Find how many lines contain the word "name" and state that number alone.

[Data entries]
+++++

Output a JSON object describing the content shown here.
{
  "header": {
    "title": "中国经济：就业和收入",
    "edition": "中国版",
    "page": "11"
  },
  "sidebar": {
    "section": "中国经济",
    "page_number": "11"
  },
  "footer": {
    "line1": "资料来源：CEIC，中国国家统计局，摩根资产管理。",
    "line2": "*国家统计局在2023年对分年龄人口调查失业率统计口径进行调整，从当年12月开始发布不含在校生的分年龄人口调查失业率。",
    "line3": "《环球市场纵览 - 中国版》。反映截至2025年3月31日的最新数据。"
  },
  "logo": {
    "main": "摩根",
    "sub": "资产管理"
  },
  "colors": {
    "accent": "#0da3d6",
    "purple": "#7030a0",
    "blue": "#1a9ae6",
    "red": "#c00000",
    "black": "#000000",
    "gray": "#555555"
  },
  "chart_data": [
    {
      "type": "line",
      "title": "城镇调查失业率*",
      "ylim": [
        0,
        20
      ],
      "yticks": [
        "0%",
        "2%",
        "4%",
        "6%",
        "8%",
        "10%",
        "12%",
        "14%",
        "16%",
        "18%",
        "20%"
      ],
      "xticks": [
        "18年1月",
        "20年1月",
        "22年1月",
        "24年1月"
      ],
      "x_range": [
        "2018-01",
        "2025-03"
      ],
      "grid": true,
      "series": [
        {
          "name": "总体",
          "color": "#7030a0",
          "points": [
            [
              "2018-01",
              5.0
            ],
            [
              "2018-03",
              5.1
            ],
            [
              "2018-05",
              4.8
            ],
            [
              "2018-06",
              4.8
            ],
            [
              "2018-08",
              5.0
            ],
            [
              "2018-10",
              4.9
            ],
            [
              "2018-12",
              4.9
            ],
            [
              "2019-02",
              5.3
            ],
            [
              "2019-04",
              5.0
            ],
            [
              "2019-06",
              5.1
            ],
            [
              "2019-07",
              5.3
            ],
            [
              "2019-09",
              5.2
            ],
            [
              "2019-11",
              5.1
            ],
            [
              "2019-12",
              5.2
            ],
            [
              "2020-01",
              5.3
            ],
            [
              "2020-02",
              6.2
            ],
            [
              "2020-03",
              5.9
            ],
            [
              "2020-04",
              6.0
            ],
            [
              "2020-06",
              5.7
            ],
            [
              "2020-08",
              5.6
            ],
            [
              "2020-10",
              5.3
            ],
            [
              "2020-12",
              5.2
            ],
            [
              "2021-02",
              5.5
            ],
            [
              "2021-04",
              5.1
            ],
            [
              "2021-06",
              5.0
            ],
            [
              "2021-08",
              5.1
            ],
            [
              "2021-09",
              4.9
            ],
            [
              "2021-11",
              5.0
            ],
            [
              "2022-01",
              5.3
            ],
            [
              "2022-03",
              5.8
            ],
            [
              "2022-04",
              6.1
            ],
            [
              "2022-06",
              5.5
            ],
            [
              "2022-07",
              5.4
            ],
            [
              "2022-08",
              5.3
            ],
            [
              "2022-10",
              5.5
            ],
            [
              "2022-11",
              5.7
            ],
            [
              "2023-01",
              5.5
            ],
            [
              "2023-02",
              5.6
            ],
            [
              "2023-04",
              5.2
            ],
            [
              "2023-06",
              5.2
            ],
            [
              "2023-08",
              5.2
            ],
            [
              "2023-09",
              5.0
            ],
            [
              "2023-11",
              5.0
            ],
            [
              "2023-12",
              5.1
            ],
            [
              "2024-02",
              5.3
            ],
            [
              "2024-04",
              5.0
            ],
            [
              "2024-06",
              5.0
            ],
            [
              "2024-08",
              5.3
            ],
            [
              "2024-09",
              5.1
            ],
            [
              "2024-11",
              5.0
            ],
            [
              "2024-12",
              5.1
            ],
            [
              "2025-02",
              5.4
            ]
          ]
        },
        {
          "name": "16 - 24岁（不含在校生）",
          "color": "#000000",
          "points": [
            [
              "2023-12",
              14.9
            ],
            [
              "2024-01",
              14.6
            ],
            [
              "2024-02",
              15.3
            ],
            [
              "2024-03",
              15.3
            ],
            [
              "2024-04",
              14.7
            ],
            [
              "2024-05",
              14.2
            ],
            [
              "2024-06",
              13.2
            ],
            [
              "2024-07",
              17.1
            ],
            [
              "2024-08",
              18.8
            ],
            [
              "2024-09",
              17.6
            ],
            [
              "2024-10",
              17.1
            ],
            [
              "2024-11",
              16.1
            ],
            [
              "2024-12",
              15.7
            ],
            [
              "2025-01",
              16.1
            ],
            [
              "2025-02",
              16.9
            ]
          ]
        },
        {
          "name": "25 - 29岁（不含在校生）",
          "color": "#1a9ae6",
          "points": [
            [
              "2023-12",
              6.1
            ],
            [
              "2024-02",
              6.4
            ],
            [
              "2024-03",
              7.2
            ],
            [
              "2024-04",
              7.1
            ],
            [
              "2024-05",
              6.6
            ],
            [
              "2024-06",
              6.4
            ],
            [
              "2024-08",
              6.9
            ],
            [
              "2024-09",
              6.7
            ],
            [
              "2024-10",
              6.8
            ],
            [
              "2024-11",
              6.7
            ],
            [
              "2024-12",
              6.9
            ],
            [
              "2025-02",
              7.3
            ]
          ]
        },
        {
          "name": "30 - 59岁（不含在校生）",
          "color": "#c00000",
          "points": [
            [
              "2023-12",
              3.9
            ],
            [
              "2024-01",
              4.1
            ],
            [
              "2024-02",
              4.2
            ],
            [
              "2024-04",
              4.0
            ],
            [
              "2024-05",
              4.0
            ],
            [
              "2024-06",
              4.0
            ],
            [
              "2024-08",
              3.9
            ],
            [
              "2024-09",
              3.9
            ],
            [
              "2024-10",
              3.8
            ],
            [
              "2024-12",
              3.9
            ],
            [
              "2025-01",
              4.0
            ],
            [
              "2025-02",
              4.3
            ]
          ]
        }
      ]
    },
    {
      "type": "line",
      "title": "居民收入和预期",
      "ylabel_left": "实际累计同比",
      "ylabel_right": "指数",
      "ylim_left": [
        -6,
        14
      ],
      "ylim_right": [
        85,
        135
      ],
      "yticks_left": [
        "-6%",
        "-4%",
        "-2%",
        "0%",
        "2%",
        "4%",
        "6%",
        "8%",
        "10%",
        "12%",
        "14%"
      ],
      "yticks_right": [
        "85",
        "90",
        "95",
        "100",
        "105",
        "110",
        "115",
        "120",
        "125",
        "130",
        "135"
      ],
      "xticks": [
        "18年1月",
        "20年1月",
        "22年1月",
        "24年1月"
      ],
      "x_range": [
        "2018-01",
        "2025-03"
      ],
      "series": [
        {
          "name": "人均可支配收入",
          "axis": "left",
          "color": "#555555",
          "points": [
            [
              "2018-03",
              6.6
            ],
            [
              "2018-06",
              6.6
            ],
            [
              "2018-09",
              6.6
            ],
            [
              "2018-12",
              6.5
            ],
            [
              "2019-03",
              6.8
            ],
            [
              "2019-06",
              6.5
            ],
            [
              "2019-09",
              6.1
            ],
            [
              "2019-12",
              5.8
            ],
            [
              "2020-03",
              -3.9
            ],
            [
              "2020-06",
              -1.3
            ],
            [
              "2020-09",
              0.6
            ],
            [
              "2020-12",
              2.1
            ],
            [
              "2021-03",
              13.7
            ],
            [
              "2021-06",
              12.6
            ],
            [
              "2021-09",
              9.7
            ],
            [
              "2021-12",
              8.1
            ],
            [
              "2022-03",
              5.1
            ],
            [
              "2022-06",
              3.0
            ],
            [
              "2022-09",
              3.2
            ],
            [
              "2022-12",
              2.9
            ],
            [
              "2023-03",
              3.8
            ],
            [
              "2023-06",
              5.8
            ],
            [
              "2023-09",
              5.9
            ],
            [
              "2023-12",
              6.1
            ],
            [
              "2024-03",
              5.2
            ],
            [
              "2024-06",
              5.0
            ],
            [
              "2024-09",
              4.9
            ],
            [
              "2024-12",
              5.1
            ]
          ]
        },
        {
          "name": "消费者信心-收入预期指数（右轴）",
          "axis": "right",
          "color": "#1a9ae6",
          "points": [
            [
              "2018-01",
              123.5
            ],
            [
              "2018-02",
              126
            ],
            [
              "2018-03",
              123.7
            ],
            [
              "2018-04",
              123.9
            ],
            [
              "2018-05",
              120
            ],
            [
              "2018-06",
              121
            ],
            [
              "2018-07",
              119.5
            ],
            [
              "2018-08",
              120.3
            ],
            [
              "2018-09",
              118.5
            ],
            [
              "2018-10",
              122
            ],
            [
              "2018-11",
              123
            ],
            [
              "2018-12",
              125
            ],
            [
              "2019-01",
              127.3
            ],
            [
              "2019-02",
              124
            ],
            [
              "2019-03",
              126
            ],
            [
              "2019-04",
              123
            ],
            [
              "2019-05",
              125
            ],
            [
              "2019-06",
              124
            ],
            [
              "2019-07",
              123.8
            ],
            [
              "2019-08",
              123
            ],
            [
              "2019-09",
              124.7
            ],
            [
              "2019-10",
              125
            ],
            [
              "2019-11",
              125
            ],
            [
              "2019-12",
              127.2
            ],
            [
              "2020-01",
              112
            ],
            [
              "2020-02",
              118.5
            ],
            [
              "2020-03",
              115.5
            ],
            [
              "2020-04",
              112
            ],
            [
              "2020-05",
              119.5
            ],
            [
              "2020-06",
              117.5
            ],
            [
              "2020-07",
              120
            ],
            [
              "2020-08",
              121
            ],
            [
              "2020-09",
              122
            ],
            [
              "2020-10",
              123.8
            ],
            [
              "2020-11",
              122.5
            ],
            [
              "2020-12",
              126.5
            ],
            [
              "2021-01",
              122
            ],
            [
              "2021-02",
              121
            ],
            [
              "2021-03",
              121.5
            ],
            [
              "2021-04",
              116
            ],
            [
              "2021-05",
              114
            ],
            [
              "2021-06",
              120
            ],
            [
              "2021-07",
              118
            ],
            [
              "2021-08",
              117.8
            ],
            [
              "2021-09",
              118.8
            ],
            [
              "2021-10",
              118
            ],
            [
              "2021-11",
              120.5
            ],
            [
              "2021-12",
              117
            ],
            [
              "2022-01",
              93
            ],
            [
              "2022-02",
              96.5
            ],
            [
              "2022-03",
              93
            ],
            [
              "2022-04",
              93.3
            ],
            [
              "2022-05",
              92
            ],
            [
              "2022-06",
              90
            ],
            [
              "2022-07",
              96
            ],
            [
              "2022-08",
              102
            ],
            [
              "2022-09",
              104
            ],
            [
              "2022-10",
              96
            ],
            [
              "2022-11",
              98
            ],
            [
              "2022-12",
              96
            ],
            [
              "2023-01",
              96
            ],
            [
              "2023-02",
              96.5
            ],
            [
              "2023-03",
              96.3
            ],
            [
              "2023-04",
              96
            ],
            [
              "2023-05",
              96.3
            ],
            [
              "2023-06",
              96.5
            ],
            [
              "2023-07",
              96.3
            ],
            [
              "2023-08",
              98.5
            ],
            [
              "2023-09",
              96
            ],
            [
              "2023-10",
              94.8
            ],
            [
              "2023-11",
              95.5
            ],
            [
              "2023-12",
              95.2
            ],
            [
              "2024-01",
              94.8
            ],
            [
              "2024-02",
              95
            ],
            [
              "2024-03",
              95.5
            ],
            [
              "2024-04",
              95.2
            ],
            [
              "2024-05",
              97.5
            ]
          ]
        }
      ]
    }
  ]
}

+++++

FULL SOLUTION:
6